=== INPUT ===

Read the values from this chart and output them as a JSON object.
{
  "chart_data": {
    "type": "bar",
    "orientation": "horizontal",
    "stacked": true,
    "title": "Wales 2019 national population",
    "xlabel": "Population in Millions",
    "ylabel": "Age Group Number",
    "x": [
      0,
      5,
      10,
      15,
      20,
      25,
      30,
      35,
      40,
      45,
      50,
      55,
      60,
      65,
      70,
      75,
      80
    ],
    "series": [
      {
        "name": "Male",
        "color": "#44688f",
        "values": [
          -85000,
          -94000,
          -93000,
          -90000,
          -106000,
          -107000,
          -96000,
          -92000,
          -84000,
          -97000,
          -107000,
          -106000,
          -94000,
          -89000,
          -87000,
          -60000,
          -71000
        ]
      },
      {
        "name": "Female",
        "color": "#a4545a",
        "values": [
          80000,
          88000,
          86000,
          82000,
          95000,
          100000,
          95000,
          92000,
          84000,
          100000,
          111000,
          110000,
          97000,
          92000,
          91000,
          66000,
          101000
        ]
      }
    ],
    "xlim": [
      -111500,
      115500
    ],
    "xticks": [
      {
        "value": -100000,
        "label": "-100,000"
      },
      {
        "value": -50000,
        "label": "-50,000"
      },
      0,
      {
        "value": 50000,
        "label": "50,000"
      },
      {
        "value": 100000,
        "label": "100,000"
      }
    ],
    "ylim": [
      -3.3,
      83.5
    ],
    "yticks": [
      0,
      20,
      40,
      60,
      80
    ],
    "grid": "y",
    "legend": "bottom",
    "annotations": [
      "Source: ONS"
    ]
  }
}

===

**WORK TO COMPLETE**. Repeat the records above exactly.

**TASK ANSWER**.
Read the values from this chart and output them as a JSON object.
{
  "chart_data": {
    "type": "bar",
    "orientation": "horizontal",
    "stacked": true,
    "title": "Wales 2019 national population",
    "xlabel": "Population in Millions",
    "ylabel": "Age Group Number",
    "x": [
      0,
      5,
      10,
      15,
      20,
      25,
      30,
      35,
      40,
      45,
      50,
      55,
      60,
      65,
      70,
      75,
      80
    ],
    "series": [
      {
        "name": "Male",
        "color": "#44688f",
        "values": [
          -85000,
          -94000,
          -93000,
          -90000,
          -106000,
          -107000,
          -96000,
          -92000,
          -84000,
          -97000,
          -107000,
          -106000,
          -94000,
          -89000,
          -87000,
          -60000,
          -71000
        ]
      },
      {
        "name": "Female",
        "color": "#a4545a",
        "values": [
          80000,
          88000,
          86000,
          82000,
          95000,
          100000,
          95000,
          92000,
          84000,
          100000,
          111000,
          110000,
          97000,
          92000,
          91000,
          66000,
          101000
        ]
      }
    ],
    "xlim": [
      -111500,
      115500
    ],
    "xticks": [
      {
        "value": -100000,
        "label": "-100,000"
      },
      {
        "value": -50000,
        "label": "-50,000"
      },
      0,
      {
        "value": 50000,
        "label": "50,000"
      },
      {
        "value": 100000,
        "label": "100,000"
      }
    ],
    "ylim": [
      -3.3,
      83.5
    ],
    "yticks": [
      0,
      20,
      40,
      60,
      80
    ],
    "grid": "y",
    "legend": "bottom",
    "annotations": [
      "Source: ONS"
    ]
  }
}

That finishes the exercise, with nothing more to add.